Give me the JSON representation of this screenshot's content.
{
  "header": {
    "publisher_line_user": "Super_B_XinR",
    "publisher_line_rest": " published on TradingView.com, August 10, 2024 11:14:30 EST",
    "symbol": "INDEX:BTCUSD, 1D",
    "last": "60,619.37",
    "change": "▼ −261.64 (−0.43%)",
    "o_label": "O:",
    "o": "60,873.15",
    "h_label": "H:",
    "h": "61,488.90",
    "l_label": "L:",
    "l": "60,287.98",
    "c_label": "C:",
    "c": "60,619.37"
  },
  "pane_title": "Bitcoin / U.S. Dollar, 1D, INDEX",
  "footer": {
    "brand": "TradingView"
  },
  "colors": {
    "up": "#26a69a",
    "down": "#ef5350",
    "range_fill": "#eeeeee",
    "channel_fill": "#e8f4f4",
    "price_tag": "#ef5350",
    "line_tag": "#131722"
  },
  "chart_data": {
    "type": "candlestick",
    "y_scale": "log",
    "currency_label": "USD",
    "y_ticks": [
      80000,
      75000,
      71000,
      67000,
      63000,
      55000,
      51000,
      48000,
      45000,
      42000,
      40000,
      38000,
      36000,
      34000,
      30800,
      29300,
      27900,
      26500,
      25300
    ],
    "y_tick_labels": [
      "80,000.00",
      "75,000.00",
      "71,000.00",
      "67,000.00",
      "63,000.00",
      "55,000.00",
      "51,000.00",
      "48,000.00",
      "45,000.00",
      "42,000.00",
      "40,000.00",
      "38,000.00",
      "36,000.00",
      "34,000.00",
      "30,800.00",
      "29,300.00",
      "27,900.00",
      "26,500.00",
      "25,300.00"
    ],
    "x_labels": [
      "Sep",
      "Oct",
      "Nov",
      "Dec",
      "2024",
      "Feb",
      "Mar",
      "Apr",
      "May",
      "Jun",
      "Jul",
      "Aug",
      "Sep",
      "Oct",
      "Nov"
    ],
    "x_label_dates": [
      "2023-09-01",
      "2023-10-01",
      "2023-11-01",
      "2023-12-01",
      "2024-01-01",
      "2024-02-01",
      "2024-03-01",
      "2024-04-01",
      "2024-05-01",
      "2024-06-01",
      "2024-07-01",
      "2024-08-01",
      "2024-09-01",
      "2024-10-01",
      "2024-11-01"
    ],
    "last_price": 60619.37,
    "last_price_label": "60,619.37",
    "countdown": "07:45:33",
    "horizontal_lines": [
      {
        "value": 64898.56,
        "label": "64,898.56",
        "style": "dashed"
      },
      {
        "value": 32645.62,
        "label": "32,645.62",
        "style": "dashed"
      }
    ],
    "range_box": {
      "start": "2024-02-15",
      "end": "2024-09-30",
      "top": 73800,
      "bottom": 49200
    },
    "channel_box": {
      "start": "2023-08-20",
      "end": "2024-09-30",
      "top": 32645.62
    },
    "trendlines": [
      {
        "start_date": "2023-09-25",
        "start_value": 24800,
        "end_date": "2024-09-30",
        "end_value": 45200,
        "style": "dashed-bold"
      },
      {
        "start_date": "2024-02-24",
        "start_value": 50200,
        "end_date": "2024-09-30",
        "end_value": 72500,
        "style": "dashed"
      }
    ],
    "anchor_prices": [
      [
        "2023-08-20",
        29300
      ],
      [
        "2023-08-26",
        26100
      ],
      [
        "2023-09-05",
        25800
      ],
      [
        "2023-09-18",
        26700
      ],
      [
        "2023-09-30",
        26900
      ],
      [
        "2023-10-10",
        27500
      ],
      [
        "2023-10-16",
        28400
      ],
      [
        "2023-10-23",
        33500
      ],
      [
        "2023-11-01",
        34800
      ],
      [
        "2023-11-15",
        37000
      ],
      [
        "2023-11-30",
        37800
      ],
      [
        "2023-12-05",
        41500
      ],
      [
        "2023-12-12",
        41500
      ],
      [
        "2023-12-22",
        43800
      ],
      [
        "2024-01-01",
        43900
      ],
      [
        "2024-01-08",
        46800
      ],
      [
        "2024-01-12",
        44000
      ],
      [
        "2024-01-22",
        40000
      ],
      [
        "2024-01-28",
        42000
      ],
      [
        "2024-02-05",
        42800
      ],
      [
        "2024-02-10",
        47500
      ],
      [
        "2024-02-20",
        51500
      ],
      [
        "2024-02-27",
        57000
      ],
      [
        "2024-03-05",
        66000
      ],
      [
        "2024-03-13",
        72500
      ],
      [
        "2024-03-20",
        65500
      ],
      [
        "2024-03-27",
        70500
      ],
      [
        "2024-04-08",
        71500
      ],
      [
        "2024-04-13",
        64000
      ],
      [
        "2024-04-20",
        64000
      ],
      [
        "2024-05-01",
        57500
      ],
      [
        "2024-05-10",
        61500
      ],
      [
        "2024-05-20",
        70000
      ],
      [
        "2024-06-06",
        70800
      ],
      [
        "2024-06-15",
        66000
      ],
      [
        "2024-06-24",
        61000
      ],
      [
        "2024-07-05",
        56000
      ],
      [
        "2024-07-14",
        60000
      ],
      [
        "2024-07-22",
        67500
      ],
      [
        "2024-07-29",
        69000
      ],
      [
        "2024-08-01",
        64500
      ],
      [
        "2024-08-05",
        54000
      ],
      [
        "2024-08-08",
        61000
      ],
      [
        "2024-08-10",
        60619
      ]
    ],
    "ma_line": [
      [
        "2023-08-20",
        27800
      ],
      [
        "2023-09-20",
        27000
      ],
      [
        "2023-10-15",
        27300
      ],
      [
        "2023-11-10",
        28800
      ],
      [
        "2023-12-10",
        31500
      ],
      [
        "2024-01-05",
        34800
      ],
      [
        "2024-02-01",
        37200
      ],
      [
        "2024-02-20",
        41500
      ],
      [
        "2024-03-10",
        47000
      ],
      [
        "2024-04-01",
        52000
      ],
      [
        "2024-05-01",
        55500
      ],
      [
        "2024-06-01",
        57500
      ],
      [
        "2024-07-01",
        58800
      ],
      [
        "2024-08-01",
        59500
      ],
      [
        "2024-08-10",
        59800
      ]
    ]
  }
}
= = =
Copy every line verbatim.

Give me the JSON representation of this screenshot's content.
{
  "header": {
    "publisher_line_user": "Super_B_XinR",
    "publisher_line_rest": " published on TradingView.com, August 10, 2024 11:14:30 EST",
    "symbol": "INDEX:BTCUSD, 1D",
    "last": "60,619.37",
    "change": "▼ −261.64 (−0.43%)",
    "o_label": "O:",
    "o": "60,873.15",
    "h_label": "H:",
    "h": "61,488.90",
    "l_label": "L:",
    "l": "60,287.98",
    "c_label": "C:",
    "c": "60,619.37"
  },
  "pane_title": "Bitcoin / U.S. Dollar, 1D, INDEX",
  "footer": {
    "brand": "TradingView"
  },
  "colors": {
    "up": "#26a69a",
    "down": "#ef5350",
    "range_fill": "#eeeeee",
    "channel_fill": "#e8f4f4",
    "price_tag": "#ef5350",
    "line_tag": "#131722"
  },
  "chart_data": {
    "type": "candlestick",
    "y_scale": "log",
    "currency_label": "USD",
    "y_ticks": [
      80000,
      75000,
      71000,
      67000,
      63000,
      55000,
      51000,
      48000,
      45000,
      42000,
      40000,
      38000,
      36000,
      34000,
      30800,
      29300,
      27900,
      26500,
      25300
    ],
    "y_tick_labels": [
      "80,000.00",
      "75,000.00",
      "71,000.00",
      "67,000.00",
      "63,000.00",
      "55,000.00",
      "51,000.00",
      "48,000.00",
      "45,000.00",
      "42,000.00",
      "40,000.00",
      "38,000.00",
      "36,000.00",
      "34,000.00",
      "30,800.00",
      "29,300.00",
      "27,900.00",
      "26,500.00",
      "25,300.00"
    ],
    "x_labels": [
      "Sep",
      "Oct",
      "Nov",
      "Dec",
      "2024",
      "Feb",
      "Mar",
      "Apr",
      "May",
      "Jun",
      "Jul",
      "Aug",
      "Sep",
      "Oct",
      "Nov"
    ],
    "x_label_dates": [
      "2023-09-01",
      "2023-10-01",
      "2023-11-01",
      "2023-12-01",
      "2024-01-01",
      "2024-02-01",
      "2024-03-01",
      "2024-04-01",
      "2024-05-01",
      "2024-06-01",
      "2024-07-01",
      "2024-08-01",
      "2024-09-01",
      "2024-10-01",
      "2024-11-01"
    ],
    "last_price": 60619.37,
    "last_price_label": "60,619.37",
    "countdown": "07:45:33",
    "horizontal_lines": [
      {
        "value": 64898.56,
        "label": "64,898.56",
        "style": "dashed"
      },
      {
        "value": 32645.62,
        "label": "32,645.62",
        "style": "dashed"
      }
    ],
    "range_box": {
      "start": "2024-02-15",
      "end": "2024-09-30",
      "top": 73800,
      "bottom": 49200
    },
    "channel_box": {
      "start": "2023-08-20",
      "end": "2024-09-30",
      "top": 32645.62
    },
    "trendlines": [
      {
        "start_date": "2023-09-25",
        "start_value": 24800,
        "end_date": "2024-09-30",
        "end_value": 45200,
        "style": "dashed-bold"
      },
      {
        "start_date": "2024-02-24",
        "start_value": 50200,
        "end_date": "2024-09-30",
        "end_value": 72500,
        "style": "dashed"
      }
    ],
    "anchor_prices": [
      [
        "2023-08-20",
        29300
      ],
      [
        "2023-08-26",
        26100
      ],
      [
        "2023-09-05",
        25800
      ],
      [
        "2023-09-18",
        26700
      ],
      [
        "2023-09-30",
        26900
      ],
      [
        "2023-10-10",
        27500
      ],
      [
        "2023-10-16",
        28400
      ],
      [
        "2023-10-23",
        33500
      ],
      [
        "2023-11-01",
        34800
      ],
      [
        "2023-11-15",
        37000
      ],
      [
        "2023-11-30",
        37800
      ],
      [
        "2023-12-05",
        41500
      ],
      [
        "2023-12-12",
        41500
      ],
      [
        "2023-12-22",
        43800
      ],
      [
        "2024-01-01",
        43900
      ],
      [
        "2024-01-08",
        46800
      ],
      [
        "2024-01-12",
        44000
      ],
      [
        "2024-01-22",
        40000
      ],
      [
        "2024-01-28",
        42000
      ],
      [
        "2024-02-05",
        42800
      ],
      [
        "2024-02-10",
        47500
      ],
      [
        "2024-02-20",
        51500
      ],
      [
        "2024-02-27",
        57000
      ],
      [
        "2024-03-05",
        66000
      ],
      [
        "2024-03-13",
        72500
      ],
      [
        "2024-03-20",
        65500
      ],
      [
        "2024-03-27",
        70500
      ],
      [
        "2024-04-08",
        71500
      ],
      [
        "2024-04-13",
        64000
      ],
      [
        "2024-04-20",
        64000
      ],
      [
        "2024-05-01",
        57500
      ],
      [
        "2024-05-10",
        61500
      ],
      [
        "2024-05-20",
        70000
      ],
      [
        "2024-06-06",
        70800
      ],
      [
        "2024-06-15",
        66000
      ],
      [
        "2024-06-24",
        61000
      ],
      [
        "2024-07-05",
        56000
      ],
      [
        "2024-07-14",
        60000
      ],
      [
        "2024-07-22",
        67500
      ],
      [
        "2024-07-29",
        69000
      ],
      [
        "2024-08-01",
        64500
      ],
      [
        "2024-08-05",
        54000
      ],
      [
        "2024-08-08",
        61000
      ],
      [
        "2024-08-10",
        60619
      ]
    ],
    "ma_line": [
      [
        "2023-08-20",
        27800
      ],
      [
        "2023-09-20",
        27000
      ],
      [
        "2023-10-15",
        27300
      ],
      [
        "2023-11-10",
        28800
      ],
      [
        "2023-12-10",
        31500
      ],
      [
        "2024-01-05",
        34800
      ],
      [
        "2024-02-01",
        37200
      ],
      [
        "2024-02-20",
        41500
      ],
      [
        "2024-03-10",
        47000
      ],
      [
        "2024-04-01",
        52000
      ],
      [
        "2024-05-01",
        55500
      ],
      [
        "2024-06-01",
        57500
      ],
      [
        "2024-07-01",
        58800
      ],
      [
        "2024-08-01",
        59500
      ],
      [
        "2024-08-10",
        59800
      ]
    ]
  }
}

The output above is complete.